**Work instructions:**
Provide an exact copy of the data, excluding the images.

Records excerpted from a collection
/---

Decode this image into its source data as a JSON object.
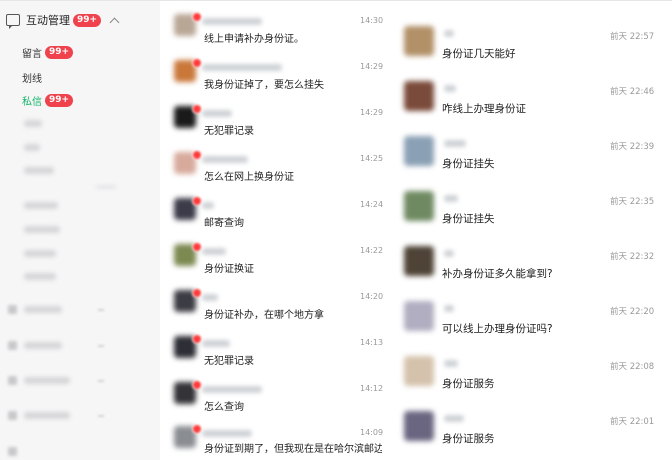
{
  "sidebar": {
    "title": "互动管理",
    "title_badge": "99+",
    "items": [
      {
        "label": "留言",
        "badge": "99+"
      },
      {
        "label": "划线",
        "badge": ""
      },
      {
        "label": "私信",
        "badge": "99+"
      }
    ]
  },
  "left_messages": [
    {
      "time": "14:30",
      "text": "线上申请补办身份证。"
    },
    {
      "time": "14:29",
      "text": "我身份证掉了，要怎么挂失"
    },
    {
      "time": "14:29",
      "text": "无犯罪记录"
    },
    {
      "time": "14:25",
      "text": "怎么在网上换身份证"
    },
    {
      "time": "14:24",
      "text": "邮寄查询"
    },
    {
      "time": "14:22",
      "text": "身份证换证"
    },
    {
      "time": "14:20",
      "text": "身份证补办，在哪个地方拿"
    },
    {
      "time": "14:13",
      "text": "无犯罪记录"
    },
    {
      "time": "14:12",
      "text": "怎么查询"
    },
    {
      "time": "14:09",
      "text": "身份证到期了，但我现在是在哈尔滨邮边的该..."
    }
  ],
  "right_messages": [
    {
      "time": "前天 22:57",
      "text": "身份证几天能好"
    },
    {
      "time": "前天 22:46",
      "text": "咋线上办理身份证"
    },
    {
      "time": "前天 22:39",
      "text": "身份证挂失"
    },
    {
      "time": "前天 22:35",
      "text": "身份证挂失"
    },
    {
      "time": "前天 22:32",
      "text": "补办身份证多久能拿到?"
    },
    {
      "time": "前天 22:20",
      "text": "可以线上办理身份证吗?"
    },
    {
      "time": "前天 22:08",
      "text": "身份证服务"
    },
    {
      "time": "前天 22:01",
      "text": "身份证服务"
    }
  ],
  "colors": {
    "accent": "#13b36a",
    "badge": "#f0424d"
  }
}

\---

**Complete output:**
Decode this image into its source data as a JSON object.
{
  "sidebar": {
    "title": "互动管理",
    "title_badge": "99+",
    "items": [
      {
        "label": "留言",
        "badge": "99+"
      },
      {
        "label": "划线",
        "badge": ""
      },
      {
        "label": "私信",
        "badge": "99+"
      }
    ]
  },
  "left_messages": [
    {
      "time": "14:30",
      "text": "线上申请补办身份证。"
    },
    {
      "time": "14:29",
      "text": "我身份证掉了，要怎么挂失"
    },
    {
      "time": "14:29",
      "text": "无犯罪记录"
    },
    {
      "time": "14:25",
      "text": "怎么在网上换身份证"
    },
    {
      "time": "14:24",
      "text": "邮寄查询"
    },
    {
      "time": "14:22",
      "text": "身份证换证"
    },
    {
      "time": "14:20",
      "text": "身份证补办，在哪个地方拿"
    },
    {
      "time": "14:13",
      "text": "无犯罪记录"
    },
    {
      "time": "14:12",
      "text": "怎么查询"
    },
    {
      "time": "14:09",
      "text": "身份证到期了，但我现在是在哈尔滨邮边的该..."
    }
  ],
  "right_messages": [
    {
      "time": "前天 22:57",
      "text": "身份证几天能好"
    },
    {
      "time": "前天 22:46",
      "text": "咋线上办理身份证"
    },
    {
      "time": "前天 22:39",
      "text": "身份证挂失"
    },
    {
      "time": "前天 22:35",
      "text": "身份证挂失"
    },
    {
      "time": "前天 22:32",
      "text": "补办身份证多久能拿到?"
    },
    {
      "time": "前天 22:20",
      "text": "可以线上办理身份证吗?"
    },
    {
      "time": "前天 22:08",
      "text": "身份证服务"
    },
    {
      "time": "前天 22:01",
      "text": "身份证服务"
    }
  ],
  "colors": {
    "accent": "#13b36a",
    "badge": "#f0424d"
  }
}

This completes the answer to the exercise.